| TASK DIRECTIONS |
Write out all the data again, exactly as it stands.

═════ DATA SUPPLIED

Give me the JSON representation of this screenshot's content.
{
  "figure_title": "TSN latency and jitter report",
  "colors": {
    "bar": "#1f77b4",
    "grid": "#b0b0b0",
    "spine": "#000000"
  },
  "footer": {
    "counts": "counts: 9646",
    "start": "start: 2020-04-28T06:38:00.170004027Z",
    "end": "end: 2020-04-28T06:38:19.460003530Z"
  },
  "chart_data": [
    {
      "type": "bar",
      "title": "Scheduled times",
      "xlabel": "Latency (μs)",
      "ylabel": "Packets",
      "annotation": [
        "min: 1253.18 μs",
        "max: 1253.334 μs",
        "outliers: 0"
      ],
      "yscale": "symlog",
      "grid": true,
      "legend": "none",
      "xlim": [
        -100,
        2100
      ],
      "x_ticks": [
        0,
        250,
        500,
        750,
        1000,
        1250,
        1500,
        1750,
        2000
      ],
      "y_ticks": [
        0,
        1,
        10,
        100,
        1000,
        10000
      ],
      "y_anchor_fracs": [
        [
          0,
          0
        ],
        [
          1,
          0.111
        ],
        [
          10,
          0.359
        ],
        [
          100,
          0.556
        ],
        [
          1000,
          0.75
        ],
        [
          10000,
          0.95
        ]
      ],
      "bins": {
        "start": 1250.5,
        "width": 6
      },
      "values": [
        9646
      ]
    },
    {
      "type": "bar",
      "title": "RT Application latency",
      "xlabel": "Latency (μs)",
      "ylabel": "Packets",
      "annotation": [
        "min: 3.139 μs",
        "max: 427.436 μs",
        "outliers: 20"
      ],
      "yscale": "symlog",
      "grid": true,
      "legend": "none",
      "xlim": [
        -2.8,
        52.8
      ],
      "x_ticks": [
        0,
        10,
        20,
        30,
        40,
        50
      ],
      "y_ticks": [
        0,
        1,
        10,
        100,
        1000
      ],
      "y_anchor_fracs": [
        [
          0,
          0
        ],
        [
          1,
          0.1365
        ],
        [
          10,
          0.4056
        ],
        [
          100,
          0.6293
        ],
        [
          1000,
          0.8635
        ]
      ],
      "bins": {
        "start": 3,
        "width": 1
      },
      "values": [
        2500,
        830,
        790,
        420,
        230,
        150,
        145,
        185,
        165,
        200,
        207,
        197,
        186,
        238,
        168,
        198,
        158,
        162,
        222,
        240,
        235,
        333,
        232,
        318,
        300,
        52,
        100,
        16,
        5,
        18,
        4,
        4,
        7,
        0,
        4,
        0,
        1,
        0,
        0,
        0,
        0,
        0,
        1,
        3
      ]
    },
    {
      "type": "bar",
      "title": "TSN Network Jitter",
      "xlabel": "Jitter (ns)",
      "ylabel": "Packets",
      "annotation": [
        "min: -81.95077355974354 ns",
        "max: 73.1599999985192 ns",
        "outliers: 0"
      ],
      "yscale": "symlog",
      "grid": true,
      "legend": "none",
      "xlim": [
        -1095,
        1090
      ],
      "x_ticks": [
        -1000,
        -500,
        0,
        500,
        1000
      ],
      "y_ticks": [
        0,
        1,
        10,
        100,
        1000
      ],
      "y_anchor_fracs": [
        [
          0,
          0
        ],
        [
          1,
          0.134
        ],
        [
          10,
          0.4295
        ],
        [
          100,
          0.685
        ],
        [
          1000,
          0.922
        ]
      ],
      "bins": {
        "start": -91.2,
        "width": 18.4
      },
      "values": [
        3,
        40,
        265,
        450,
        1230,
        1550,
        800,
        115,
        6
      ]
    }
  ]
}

══════════

| COMPLETE ANSWER |
Give me the JSON representation of this screenshot's content.
{
  "figure_title": "TSN latency and jitter report",
  "colors": {
    "bar": "#1f77b4",
    "grid": "#b0b0b0",
    "spine": "#000000"
  },
  "footer": {
    "counts": "counts: 9646",
    "start": "start: 2020-04-28T06:38:00.170004027Z",
    "end": "end: 2020-04-28T06:38:19.460003530Z"
  },
  "chart_data": [
    {
      "type": "bar",
      "title": "Scheduled times",
      "xlabel": "Latency (μs)",
      "ylabel": "Packets",
      "annotation": [
        "min: 1253.18 μs",
        "max: 1253.334 μs",
        "outliers: 0"
      ],
      "yscale": "symlog",
      "grid": true,
      "legend": "none",
      "xlim": [
        -100,
        2100
      ],
      "x_ticks": [
        0,
        250,
        500,
        750,
        1000,
        1250,
        1500,
        1750,
        2000
      ],
      "y_ticks": [
        0,
        1,
        10,
        100,
        1000,
        10000
      ],
      "y_anchor_fracs": [
        [
          0,
          0
        ],
        [
          1,
          0.111
        ],
        [
          10,
          0.359
        ],
        [
          100,
          0.556
        ],
        [
          1000,
          0.75
        ],
        [
          10000,
          0.95
        ]
      ],
      "bins": {
        "start": 1250.5,
        "width": 6
      },
      "values": [
        9646
      ]
    },
    {
      "type": "bar",
      "title": "RT Application latency",
      "xlabel": "Latency (μs)",
      "ylabel": "Packets",
      "annotation": [
        "min: 3.139 μs",
        "max: 427.436 μs",
        "outliers: 20"
      ],
      "yscale": "symlog",
      "grid": true,
      "legend": "none",
      "xlim": [
        -2.8,
        52.8
      ],
      "x_ticks": [
        0,
        10,
        20,
        30,
        40,
        50
      ],
      "y_ticks": [
        0,
        1,
        10,
        100,
        1000
      ],
      "y_anchor_fracs": [
        [
          0,
          0
        ],
        [
          1,
          0.1365
        ],
        [
          10,
          0.4056
        ],
        [
          100,
          0.6293
        ],
        [
          1000,
          0.8635
        ]
      ],
      "bins": {
        "start": 3,
        "width": 1
      },
      "values": [
        2500,
        830,
        790,
        420,
        230,
        150,
        145,
        185,
        165,
        200,
        207,
        197,
        186,
        238,
        168,
        198,
        158,
        162,
        222,
        240,
        235,
        333,
        232,
        318,
        300,
        52,
        100,
        16,
        5,
        18,
        4,
        4,
        7,
        0,
        4,
        0,
        1,
        0,
        0,
        0,
        0,
        0,
        1,
        3
      ]
    },
    {
      "type": "bar",
      "title": "TSN Network Jitter",
      "xlabel": "Jitter (ns)",
      "ylabel": "Packets",
      "annotation": [
        "min: -81.95077355974354 ns",
        "max: 73.1599999985192 ns",
        "outliers: 0"
      ],
      "yscale": "symlog",
      "grid": true,
      "legend": "none",
      "xlim": [
        -1095,
        1090
      ],
      "x_ticks": [
        -1000,
        -500,
        0,
        500,
        1000
      ],
      "y_ticks": [
        0,
        1,
        10,
        100,
        1000
      ],
      "y_anchor_fracs": [
        [
          0,
          0
        ],
        [
          1,
          0.134
        ],
        [
          10,
          0.4295
        ],
        [
          100,
          0.685
        ],
        [
          1000,
          0.922
        ]
      ],
      "bins": {
        "start": -91.2,
        "width": 18.4
      },
      "values": [
        3,
        40,
        265,
        450,
        1230,
        1550,
        800,
        115,
        6
      ]
    }
  ]
}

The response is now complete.